▶ WHAT YOU WILL DO: Transcribe each line exactly.

▶ DATA TO USE:
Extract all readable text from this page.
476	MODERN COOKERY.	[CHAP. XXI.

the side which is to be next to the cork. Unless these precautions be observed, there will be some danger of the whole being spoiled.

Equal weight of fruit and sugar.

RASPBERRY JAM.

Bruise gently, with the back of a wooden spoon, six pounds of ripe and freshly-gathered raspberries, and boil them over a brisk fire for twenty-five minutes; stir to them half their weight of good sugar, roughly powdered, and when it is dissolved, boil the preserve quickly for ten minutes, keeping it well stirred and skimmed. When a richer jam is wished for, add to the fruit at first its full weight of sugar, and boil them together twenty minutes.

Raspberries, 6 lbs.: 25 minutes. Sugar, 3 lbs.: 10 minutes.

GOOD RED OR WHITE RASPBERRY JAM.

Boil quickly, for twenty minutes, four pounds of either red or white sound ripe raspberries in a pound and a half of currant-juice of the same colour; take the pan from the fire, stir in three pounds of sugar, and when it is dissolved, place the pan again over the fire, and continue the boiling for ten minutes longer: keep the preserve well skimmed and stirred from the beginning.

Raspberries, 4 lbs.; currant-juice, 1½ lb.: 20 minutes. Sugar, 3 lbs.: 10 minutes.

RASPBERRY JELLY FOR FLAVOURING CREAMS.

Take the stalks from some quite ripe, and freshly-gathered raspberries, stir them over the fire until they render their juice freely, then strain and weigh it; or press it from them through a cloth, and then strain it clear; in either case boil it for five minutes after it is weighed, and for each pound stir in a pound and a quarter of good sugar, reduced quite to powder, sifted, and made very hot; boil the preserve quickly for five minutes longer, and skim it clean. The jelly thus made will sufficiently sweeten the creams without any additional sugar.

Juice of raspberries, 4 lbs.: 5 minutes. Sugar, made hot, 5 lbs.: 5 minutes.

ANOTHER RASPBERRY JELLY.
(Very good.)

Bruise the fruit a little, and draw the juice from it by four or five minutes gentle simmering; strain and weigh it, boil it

▶ FINISHED EXERCISE:
Extract all readable text from this page.
476	MODERN COOKERY.	[CHAP. XXI.

the side which is to be next to the cork. Unless these precautions be observed, there will be some danger of the whole being spoiled.

Equal weight of fruit and sugar.

RASPBERRY JAM.

Bruise gently, with the back of a wooden spoon, six pounds of ripe and freshly-gathered raspberries, and boil them over a brisk fire for twenty-five minutes; stir to them half their weight of good sugar, roughly powdered, and when it is dissolved, boil the preserve quickly for ten minutes, keeping it well stirred and skimmed. When a richer jam is wished for, add to the fruit at first its full weight of sugar, and boil them together twenty minutes.

Raspberries, 6 lbs.: 25 minutes. Sugar, 3 lbs.: 10 minutes.

GOOD RED OR WHITE RASPBERRY JAM.

Boil quickly, for twenty minutes, four pounds of either red or white sound ripe raspberries in a pound and a half of currant-juice of the same colour; take the pan from the fire, stir in three pounds of sugar, and when it is dissolved, place the pan again over the fire, and continue the boiling for ten minutes longer: keep the preserve well skimmed and stirred from the beginning.

Raspberries, 4 lbs.; currant-juice, 1½ lb.: 20 minutes. Sugar, 3 lbs.: 10 minutes.

RASPBERRY JELLY FOR FLAVOURING CREAMS.

Take the stalks from some quite ripe, and freshly-gathered raspberries, stir them over the fire until they render their juice freely, then strain and weigh it; or press it from them through a cloth, and then strain it clear; in either case boil it for five minutes after it is weighed, and for each pound stir in a pound and a quarter of good sugar, reduced quite to powder, sifted, and made very hot; boil the preserve quickly for five minutes longer, and skim it clean. The jelly thus made will sufficiently sweeten the creams without any additional sugar.

Juice of raspberries, 4 lbs.: 5 minutes. Sugar, made hot, 5 lbs.: 5 minutes.

ANOTHER RASPBERRY JELLY.
(Very good.)

Bruise the fruit a little, and draw the juice from it by four or five minutes gentle simmering; strain and weigh it, boil it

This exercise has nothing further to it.